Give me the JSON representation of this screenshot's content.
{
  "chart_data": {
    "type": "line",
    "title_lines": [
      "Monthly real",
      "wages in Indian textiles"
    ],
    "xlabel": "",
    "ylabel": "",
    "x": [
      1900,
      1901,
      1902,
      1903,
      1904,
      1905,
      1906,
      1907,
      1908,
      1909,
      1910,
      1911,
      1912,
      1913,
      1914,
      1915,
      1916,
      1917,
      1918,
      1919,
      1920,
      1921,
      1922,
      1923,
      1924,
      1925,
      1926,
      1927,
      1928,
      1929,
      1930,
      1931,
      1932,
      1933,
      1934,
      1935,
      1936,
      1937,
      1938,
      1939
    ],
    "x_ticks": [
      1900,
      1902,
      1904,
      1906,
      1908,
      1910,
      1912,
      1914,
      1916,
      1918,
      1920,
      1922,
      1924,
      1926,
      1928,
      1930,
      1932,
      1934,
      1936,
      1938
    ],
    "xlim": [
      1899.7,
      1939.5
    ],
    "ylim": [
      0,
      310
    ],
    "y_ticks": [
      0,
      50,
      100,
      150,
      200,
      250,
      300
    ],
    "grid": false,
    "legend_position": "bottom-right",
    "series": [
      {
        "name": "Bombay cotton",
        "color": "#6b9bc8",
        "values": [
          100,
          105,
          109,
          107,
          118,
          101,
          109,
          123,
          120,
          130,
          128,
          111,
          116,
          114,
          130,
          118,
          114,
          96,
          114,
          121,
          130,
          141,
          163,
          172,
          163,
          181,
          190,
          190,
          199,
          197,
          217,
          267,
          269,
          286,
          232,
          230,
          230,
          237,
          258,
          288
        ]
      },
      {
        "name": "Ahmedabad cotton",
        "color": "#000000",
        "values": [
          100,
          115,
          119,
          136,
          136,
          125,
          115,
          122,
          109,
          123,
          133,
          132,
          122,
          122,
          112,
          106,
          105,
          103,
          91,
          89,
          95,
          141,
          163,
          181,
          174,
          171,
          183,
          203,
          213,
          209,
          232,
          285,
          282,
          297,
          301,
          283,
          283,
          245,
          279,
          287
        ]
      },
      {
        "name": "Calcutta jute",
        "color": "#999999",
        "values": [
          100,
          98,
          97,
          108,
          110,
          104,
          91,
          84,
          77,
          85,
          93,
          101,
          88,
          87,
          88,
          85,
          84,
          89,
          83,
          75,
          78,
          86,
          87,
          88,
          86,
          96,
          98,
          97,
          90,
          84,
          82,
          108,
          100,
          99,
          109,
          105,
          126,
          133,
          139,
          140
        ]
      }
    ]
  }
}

■ ■ ■

# YOUR TASK
Restate each record exactly as written.

# ANSWER TO THE PROBLEM
Give me the JSON representation of this screenshot's content.
{
  "chart_data": {
    "type": "line",
    "title_lines": [
      "Monthly real",
      "wages in Indian textiles"
    ],
    "xlabel": "",
    "ylabel": "",
    "x": [
      1900,
      1901,
      1902,
      1903,
      1904,
      1905,
      1906,
      1907,
      1908,
      1909,
      1910,
      1911,
      1912,
      1913,
      1914,
      1915,
      1916,
      1917,
      1918,
      1919,
      1920,
      1921,
      1922,
      1923,
      1924,
      1925,
      1926,
      1927,
      1928,
      1929,
      1930,
      1931,
      1932,
      1933,
      1934,
      1935,
      1936,
      1937,
      1938,
      1939
    ],
    "x_ticks": [
      1900,
      1902,
      1904,
      1906,
      1908,
      1910,
      1912,
      1914,
      1916,
      1918,
      1920,
      1922,
      1924,
      1926,
      1928,
      1930,
      1932,
      1934,
      1936,
      1938
    ],
    "xlim": [
      1899.7,
      1939.5
    ],
    "ylim": [
      0,
      310
    ],
    "y_ticks": [
      0,
      50,
      100,
      150,
      200,
      250,
      300
    ],
    "grid": false,
    "legend_position": "bottom-right",
    "series": [
      {
        "name": "Bombay cotton",
        "color": "#6b9bc8",
        "values": [
          100,
          105,
          109,
          107,
          118,
          101,
          109,
          123,
          120,
          130,
          128,
          111,
          116,
          114,
          130,
          118,
          114,
          96,
          114,
          121,
          130,
          141,
          163,
          172,
          163,
          181,
          190,
          190,
          199,
          197,
          217,
          267,
          269,
          286,
          232,
          230,
          230,
          237,
          258,
          288
        ]
      },
      {
        "name": "Ahmedabad cotton",
        "color": "#000000",
        "values": [
          100,
          115,
          119,
          136,
          136,
          125,
          115,
          122,
          109,
          123,
          133,
          132,
          122,
          122,
          112,
          106,
          105,
          103,
          91,
          89,
          95,
          141,
          163,
          181,
          174,
          171,
          183,
          203,
          213,
          209,
          232,
          285,
          282,
          297,
          301,
          283,
          283,
          245,
          279,
          287
        ]
      },
      {
        "name": "Calcutta jute",
        "color": "#999999",
        "values": [
          100,
          98,
          97,
          108,
          110,
          104,
          91,
          84,
          77,
          85,
          93,
          101,
          88,
          87,
          88,
          85,
          84,
          89,
          83,
          75,
          78,
          86,
          87,
          88,
          86,
          96,
          98,
          97,
          90,
          84,
          82,
          108,
          100,
          99,
          109,
          105,
          126,
          133,
          139,
          140
        ]
      }
    ]
  }
}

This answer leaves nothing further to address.